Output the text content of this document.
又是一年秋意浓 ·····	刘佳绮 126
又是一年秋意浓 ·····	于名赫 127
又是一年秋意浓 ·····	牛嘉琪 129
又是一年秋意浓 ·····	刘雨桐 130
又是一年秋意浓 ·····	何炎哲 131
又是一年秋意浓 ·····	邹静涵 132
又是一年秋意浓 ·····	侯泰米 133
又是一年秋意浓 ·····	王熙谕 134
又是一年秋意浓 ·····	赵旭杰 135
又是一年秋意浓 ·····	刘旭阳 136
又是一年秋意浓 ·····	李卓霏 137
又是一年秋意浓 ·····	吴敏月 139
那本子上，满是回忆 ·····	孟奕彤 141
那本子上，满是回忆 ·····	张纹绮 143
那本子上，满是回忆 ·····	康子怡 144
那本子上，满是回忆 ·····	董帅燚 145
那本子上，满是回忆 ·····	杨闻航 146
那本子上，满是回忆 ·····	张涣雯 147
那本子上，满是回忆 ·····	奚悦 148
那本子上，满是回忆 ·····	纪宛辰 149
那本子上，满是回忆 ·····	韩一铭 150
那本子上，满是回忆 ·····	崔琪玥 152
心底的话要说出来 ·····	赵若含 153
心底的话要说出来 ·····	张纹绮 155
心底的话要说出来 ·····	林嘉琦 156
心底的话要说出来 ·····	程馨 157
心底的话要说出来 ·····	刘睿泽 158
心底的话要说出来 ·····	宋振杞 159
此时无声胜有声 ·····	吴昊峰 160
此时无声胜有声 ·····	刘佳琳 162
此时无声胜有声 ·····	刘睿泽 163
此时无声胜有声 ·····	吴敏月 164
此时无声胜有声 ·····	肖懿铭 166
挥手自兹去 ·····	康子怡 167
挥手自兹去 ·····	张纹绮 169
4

- [OBJECTIVE]
Set all of the records down again, exactly as they stand.

- [FULL RESPONSE]
Output the text content of this document.
又是一年秋意浓 ·····	刘佳绮 126
又是一年秋意浓 ·····	于名赫 127
又是一年秋意浓 ·····	牛嘉琪 129
又是一年秋意浓 ·····	刘雨桐 130
又是一年秋意浓 ·····	何炎哲 131
又是一年秋意浓 ·····	邹静涵 132
又是一年秋意浓 ·····	侯泰米 133
又是一年秋意浓 ·····	王熙谕 134
又是一年秋意浓 ·····	赵旭杰 135
又是一年秋意浓 ·····	刘旭阳 136
又是一年秋意浓 ·····	李卓霏 137
又是一年秋意浓 ·····	吴敏月 139
那本子上，满是回忆 ·····	孟奕彤 141
那本子上，满是回忆 ·····	张纹绮 143
那本子上，满是回忆 ·····	康子怡 144
那本子上，满是回忆 ·····	董帅燚 145
那本子上，满是回忆 ·····	杨闻航 146
那本子上，满是回忆 ·····	张涣雯 147
那本子上，满是回忆 ·····	奚悦 148
那本子上，满是回忆 ·····	纪宛辰 149
那本子上，满是回忆 ·····	韩一铭 150
那本子上，满是回忆 ·····	崔琪玥 152
心底的话要说出来 ·····	赵若含 153
心底的话要说出来 ·····	张纹绮 155
心底的话要说出来 ·····	林嘉琦 156
心底的话要说出来 ·····	程馨 157
心底的话要说出来 ·····	刘睿泽 158
心底的话要说出来 ·····	宋振杞 159
此时无声胜有声 ·····	吴昊峰 160
此时无声胜有声 ·····	刘佳琳 162
此时无声胜有声 ·····	刘睿泽 163
此时无声胜有声 ·····	吴敏月 164
此时无声胜有声 ·····	肖懿铭 166
挥手自兹去 ·····	康子怡 167
挥手自兹去 ·····	张纹绮 169
4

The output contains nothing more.